** BEGIN INPUT **

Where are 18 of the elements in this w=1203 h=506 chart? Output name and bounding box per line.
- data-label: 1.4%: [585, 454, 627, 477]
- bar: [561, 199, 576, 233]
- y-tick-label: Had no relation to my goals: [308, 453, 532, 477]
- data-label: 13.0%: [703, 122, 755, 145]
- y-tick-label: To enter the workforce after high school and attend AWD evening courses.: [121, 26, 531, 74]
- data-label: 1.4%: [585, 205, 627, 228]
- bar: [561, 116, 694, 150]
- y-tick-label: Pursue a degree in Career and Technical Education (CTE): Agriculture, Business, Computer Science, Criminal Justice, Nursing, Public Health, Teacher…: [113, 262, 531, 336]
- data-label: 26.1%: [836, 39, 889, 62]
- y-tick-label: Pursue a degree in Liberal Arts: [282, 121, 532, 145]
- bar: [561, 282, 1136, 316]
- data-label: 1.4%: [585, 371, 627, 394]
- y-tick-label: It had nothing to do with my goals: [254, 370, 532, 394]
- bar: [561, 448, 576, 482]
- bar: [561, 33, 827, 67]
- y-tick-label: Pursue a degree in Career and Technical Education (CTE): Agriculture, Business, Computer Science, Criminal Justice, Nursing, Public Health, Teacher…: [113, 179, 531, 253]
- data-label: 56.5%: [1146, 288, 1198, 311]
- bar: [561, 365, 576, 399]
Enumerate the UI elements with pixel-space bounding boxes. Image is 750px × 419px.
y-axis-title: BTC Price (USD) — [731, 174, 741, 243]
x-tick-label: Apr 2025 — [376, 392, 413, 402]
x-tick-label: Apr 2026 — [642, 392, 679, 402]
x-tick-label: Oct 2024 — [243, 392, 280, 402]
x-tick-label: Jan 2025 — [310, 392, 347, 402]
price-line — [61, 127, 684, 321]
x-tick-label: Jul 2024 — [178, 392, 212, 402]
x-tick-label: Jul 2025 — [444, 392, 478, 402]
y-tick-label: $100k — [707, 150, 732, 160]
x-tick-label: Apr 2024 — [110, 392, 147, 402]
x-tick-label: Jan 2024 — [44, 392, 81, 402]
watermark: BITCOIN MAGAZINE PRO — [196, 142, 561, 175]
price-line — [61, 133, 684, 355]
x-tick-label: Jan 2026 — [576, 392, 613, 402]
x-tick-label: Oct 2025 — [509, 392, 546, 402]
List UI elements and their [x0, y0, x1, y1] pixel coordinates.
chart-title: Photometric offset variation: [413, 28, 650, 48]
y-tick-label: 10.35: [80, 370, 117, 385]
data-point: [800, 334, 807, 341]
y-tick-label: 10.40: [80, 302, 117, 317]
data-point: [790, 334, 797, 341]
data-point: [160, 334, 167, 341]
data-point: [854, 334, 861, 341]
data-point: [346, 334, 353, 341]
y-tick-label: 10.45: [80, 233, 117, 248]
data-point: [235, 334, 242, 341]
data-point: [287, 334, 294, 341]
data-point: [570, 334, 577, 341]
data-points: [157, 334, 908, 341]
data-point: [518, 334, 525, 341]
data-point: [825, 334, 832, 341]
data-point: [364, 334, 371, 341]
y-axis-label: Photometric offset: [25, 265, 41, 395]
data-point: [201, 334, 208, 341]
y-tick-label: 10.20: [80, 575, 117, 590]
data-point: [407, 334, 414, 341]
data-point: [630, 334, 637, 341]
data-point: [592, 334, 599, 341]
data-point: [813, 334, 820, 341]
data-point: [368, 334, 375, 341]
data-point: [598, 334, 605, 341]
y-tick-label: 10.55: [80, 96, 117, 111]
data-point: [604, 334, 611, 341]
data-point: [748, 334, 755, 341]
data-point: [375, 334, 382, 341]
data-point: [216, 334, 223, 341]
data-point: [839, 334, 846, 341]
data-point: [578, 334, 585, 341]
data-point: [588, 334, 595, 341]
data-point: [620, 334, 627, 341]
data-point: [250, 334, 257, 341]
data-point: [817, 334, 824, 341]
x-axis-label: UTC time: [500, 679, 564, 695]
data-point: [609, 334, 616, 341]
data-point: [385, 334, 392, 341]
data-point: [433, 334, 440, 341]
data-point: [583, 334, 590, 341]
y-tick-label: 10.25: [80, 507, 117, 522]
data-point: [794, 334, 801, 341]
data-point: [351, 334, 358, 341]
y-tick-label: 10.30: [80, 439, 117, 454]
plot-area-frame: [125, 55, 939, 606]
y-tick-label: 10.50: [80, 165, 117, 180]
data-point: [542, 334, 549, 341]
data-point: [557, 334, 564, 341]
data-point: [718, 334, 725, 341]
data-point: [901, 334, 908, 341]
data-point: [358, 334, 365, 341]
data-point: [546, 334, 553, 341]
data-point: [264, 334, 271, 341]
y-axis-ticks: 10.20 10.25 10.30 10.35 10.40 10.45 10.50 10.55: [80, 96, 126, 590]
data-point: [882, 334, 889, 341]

** END INPUT **

**PROBLEM**. Copy all the entries above word for word, without changing anything.

**REPLY**.
Where are 18 of the elements in this w=1203 h=506 chart? Output name and bounding box per line.
- data-label: 1.4%: [585, 454, 627, 477]
- bar: [561, 199, 576, 233]
- y-tick-label: Had no relation to my goals: [308, 453, 532, 477]
- data-label: 13.0%: [703, 122, 755, 145]
- y-tick-label: To enter the workforce after high school and attend AWD evening courses.: [121, 26, 531, 74]
- data-label: 1.4%: [585, 205, 627, 228]
- bar: [561, 116, 694, 150]
- y-tick-label: Pursue a degree in Career and Technical Education (CTE): Agriculture, Business, Computer Science, Criminal Justice, Nursing, Public Health, Teacher…: [113, 262, 531, 336]
- data-label: 26.1%: [836, 39, 889, 62]
- y-tick-label: Pursue a degree in Liberal Arts: [282, 121, 532, 145]
- bar: [561, 282, 1136, 316]
- data-label: 1.4%: [585, 371, 627, 394]
- y-tick-label: It had nothing to do with my goals: [254, 370, 532, 394]
- bar: [561, 448, 576, 482]
- bar: [561, 33, 827, 67]
- y-tick-label: Pursue a degree in Career and Technical Education (CTE): Agriculture, Business, Computer Science, Criminal Justice, Nursing, Public Health, Teacher…: [113, 179, 531, 253]
- data-label: 56.5%: [1146, 288, 1198, 311]
- bar: [561, 365, 576, 399]
Enumerate the UI elements with pixel-space bounding boxes. Image is 750px × 419px.
y-axis-title: BTC Price (USD) — [731, 174, 741, 243]
x-tick-label: Apr 2025 — [376, 392, 413, 402]
x-tick-label: Apr 2026 — [642, 392, 679, 402]
x-tick-label: Oct 2024 — [243, 392, 280, 402]
x-tick-label: Jan 2025 — [310, 392, 347, 402]
price-line — [61, 127, 684, 321]
x-tick-label: Jul 2024 — [178, 392, 212, 402]
x-tick-label: Jul 2025 — [444, 392, 478, 402]
y-tick-label: $100k — [707, 150, 732, 160]
x-tick-label: Apr 2024 — [110, 392, 147, 402]
x-tick-label: Jan 2024 — [44, 392, 81, 402]
watermark: BITCOIN MAGAZINE PRO — [196, 142, 561, 175]
price-line — [61, 133, 684, 355]
x-tick-label: Jan 2026 — [576, 392, 613, 402]
x-tick-label: Oct 2025 — [509, 392, 546, 402]
List UI elements and their [x0, y0, x1, y1] pixel coordinates.
chart-title: Photometric offset variation: [413, 28, 650, 48]
y-tick-label: 10.35: [80, 370, 117, 385]
data-point: [800, 334, 807, 341]
y-tick-label: 10.40: [80, 302, 117, 317]
data-point: [790, 334, 797, 341]
data-point: [160, 334, 167, 341]
data-point: [854, 334, 861, 341]
data-point: [346, 334, 353, 341]
y-tick-label: 10.45: [80, 233, 117, 248]
data-point: [235, 334, 242, 341]
data-point: [287, 334, 294, 341]
data-point: [570, 334, 577, 341]
data-points: [157, 334, 908, 341]
data-point: [518, 334, 525, 341]
data-point: [825, 334, 832, 341]
data-point: [364, 334, 371, 341]
y-axis-label: Photometric offset: [25, 265, 41, 395]
data-point: [201, 334, 208, 341]
y-tick-label: 10.20: [80, 575, 117, 590]
data-point: [407, 334, 414, 341]
data-point: [630, 334, 637, 341]
data-point: [592, 334, 599, 341]
data-point: [813, 334, 820, 341]
data-point: [368, 334, 375, 341]
data-point: [598, 334, 605, 341]
y-tick-label: 10.55: [80, 96, 117, 111]
data-point: [604, 334, 611, 341]
data-point: [748, 334, 755, 341]
data-point: [375, 334, 382, 341]
data-point: [216, 334, 223, 341]
data-point: [839, 334, 846, 341]
data-point: [578, 334, 585, 341]
data-point: [588, 334, 595, 341]
data-point: [620, 334, 627, 341]
data-point: [250, 334, 257, 341]
data-point: [817, 334, 824, 341]
x-axis-label: UTC time: [500, 679, 564, 695]
data-point: [609, 334, 616, 341]
data-point: [385, 334, 392, 341]
data-point: [433, 334, 440, 341]
data-point: [583, 334, 590, 341]
y-tick-label: 10.25: [80, 507, 117, 522]
data-point: [794, 334, 801, 341]
data-point: [351, 334, 358, 341]
y-tick-label: 10.30: [80, 439, 117, 454]
plot-area-frame: [125, 55, 939, 606]
y-tick-label: 10.50: [80, 165, 117, 180]
data-point: [542, 334, 549, 341]
data-point: [557, 334, 564, 341]
data-point: [718, 334, 725, 341]
data-point: [901, 334, 908, 341]
data-point: [358, 334, 365, 341]
data-point: [546, 334, 553, 341]
data-point: [264, 334, 271, 341]
y-axis-ticks: 10.20 10.25 10.30 10.35 10.40 10.45 10.50 10.55: [80, 96, 126, 590]
data-point: [882, 334, 889, 341]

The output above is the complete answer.